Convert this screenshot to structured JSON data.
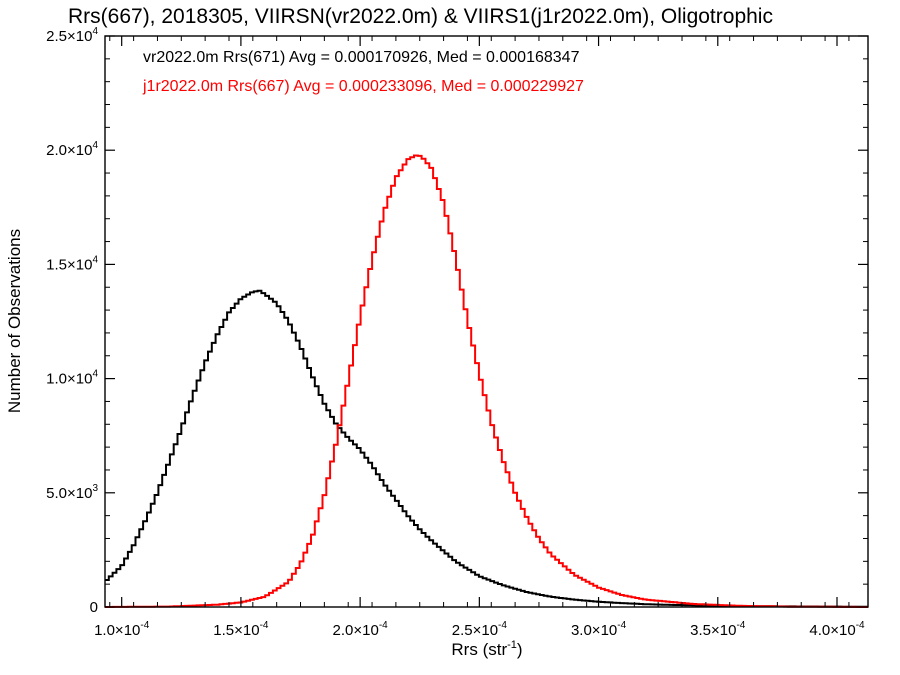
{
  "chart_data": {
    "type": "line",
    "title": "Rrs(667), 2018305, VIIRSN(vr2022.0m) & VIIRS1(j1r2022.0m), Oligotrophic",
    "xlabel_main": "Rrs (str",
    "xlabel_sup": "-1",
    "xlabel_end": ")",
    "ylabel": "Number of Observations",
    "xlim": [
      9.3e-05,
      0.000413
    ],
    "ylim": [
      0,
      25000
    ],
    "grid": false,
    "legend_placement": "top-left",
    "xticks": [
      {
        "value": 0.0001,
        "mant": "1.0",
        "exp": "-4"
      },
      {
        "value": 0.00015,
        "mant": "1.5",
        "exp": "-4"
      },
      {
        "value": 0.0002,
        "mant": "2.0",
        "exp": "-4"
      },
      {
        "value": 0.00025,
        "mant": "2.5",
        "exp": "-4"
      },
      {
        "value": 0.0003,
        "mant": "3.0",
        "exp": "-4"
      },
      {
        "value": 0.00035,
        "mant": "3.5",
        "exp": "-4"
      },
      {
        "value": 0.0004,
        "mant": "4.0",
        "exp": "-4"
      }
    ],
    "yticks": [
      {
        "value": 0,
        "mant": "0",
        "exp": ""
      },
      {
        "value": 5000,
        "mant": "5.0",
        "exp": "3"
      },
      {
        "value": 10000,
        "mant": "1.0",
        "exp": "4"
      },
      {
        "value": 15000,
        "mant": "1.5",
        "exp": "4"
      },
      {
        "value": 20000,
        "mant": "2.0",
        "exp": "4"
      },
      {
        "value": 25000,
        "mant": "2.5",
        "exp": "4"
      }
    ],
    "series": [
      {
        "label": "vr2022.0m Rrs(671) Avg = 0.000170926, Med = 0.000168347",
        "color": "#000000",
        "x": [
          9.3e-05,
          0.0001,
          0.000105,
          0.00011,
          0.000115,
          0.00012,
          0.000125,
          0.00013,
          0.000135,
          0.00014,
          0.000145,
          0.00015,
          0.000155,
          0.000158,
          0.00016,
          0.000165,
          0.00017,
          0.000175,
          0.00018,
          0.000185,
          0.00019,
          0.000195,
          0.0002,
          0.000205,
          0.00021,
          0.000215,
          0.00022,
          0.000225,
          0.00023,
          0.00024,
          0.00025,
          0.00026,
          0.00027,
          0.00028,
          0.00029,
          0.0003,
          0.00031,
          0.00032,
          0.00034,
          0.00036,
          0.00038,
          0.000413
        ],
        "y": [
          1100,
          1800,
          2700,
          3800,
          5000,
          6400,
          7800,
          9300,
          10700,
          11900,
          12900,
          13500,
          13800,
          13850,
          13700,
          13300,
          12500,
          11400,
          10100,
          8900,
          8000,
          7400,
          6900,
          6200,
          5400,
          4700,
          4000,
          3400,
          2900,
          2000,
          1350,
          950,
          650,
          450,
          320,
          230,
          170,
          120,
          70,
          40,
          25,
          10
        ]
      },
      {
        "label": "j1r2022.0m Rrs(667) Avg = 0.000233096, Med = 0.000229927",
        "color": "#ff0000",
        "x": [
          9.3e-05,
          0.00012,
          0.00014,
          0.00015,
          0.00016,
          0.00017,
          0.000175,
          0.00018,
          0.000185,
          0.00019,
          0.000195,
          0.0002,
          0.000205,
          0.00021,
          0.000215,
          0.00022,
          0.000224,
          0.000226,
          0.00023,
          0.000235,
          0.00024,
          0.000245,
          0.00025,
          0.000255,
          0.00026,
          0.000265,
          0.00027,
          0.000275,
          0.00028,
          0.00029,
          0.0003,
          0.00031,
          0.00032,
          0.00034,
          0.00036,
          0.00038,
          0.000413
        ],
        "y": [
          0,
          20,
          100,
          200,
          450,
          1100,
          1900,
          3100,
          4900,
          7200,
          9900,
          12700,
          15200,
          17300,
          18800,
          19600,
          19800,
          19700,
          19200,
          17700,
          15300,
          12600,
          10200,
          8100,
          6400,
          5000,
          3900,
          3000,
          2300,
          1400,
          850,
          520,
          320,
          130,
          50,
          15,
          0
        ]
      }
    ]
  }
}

--

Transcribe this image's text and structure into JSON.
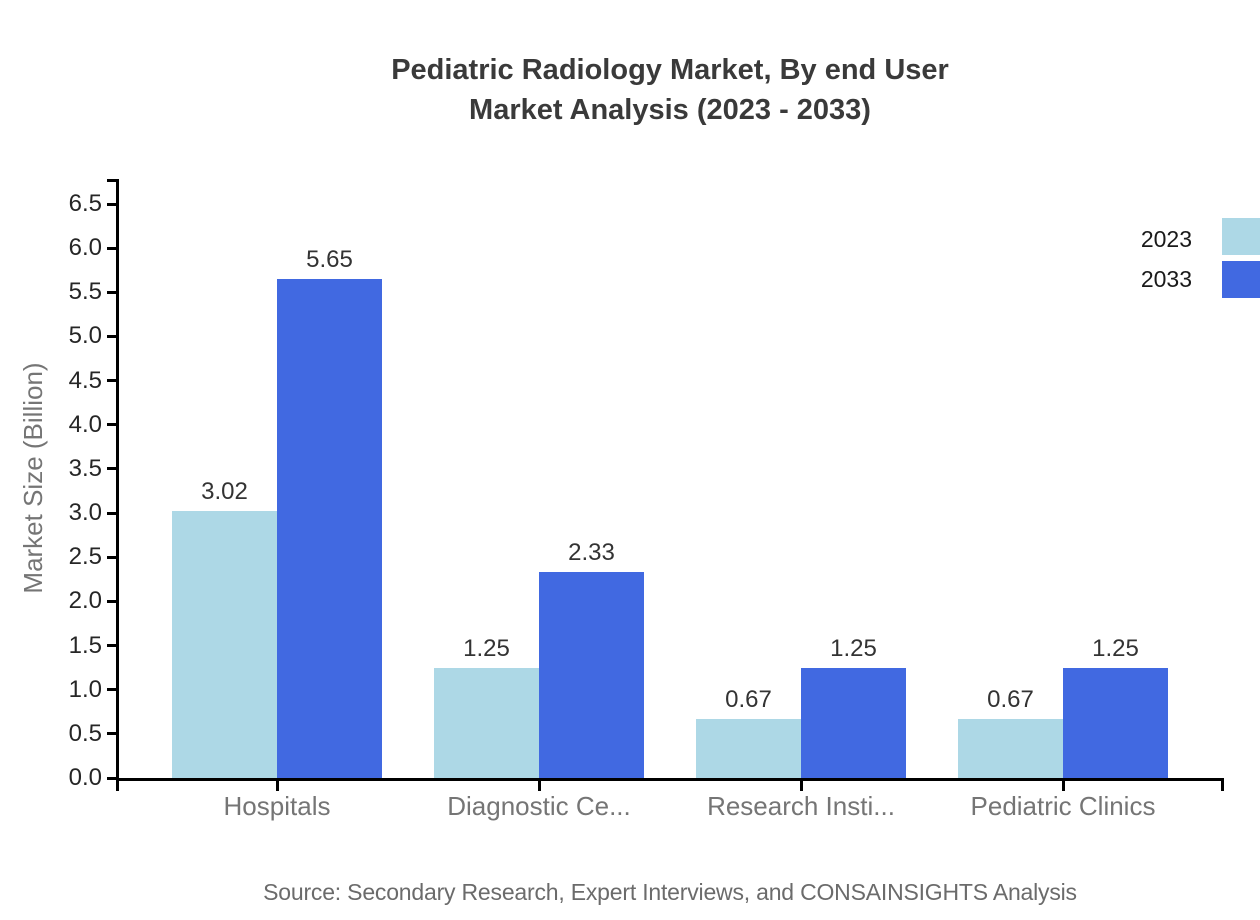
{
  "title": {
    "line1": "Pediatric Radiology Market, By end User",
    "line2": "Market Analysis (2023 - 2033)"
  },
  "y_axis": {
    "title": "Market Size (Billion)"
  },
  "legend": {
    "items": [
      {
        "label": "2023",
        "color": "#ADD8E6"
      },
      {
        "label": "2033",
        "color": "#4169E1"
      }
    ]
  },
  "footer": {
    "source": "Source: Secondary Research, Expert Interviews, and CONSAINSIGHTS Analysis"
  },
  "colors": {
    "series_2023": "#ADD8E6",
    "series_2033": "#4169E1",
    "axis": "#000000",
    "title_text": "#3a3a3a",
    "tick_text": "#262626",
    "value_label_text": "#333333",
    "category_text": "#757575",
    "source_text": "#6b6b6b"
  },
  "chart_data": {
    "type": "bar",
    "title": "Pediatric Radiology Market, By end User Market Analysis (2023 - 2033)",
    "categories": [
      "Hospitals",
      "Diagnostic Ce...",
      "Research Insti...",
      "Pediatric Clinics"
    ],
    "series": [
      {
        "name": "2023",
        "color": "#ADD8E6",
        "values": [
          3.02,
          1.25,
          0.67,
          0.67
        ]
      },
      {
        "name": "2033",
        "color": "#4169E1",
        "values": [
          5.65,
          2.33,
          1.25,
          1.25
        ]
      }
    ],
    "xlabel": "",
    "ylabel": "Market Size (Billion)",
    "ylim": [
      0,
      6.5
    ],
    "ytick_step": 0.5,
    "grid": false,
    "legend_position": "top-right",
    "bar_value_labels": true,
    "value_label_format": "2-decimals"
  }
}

TASK GOAL:
Go through the listing above and list every line that has the word "JSON".

SOLVED EXERCISE:
Convert this screenshot to structured JSON data.
Transcribe this image's text and structure into JSON.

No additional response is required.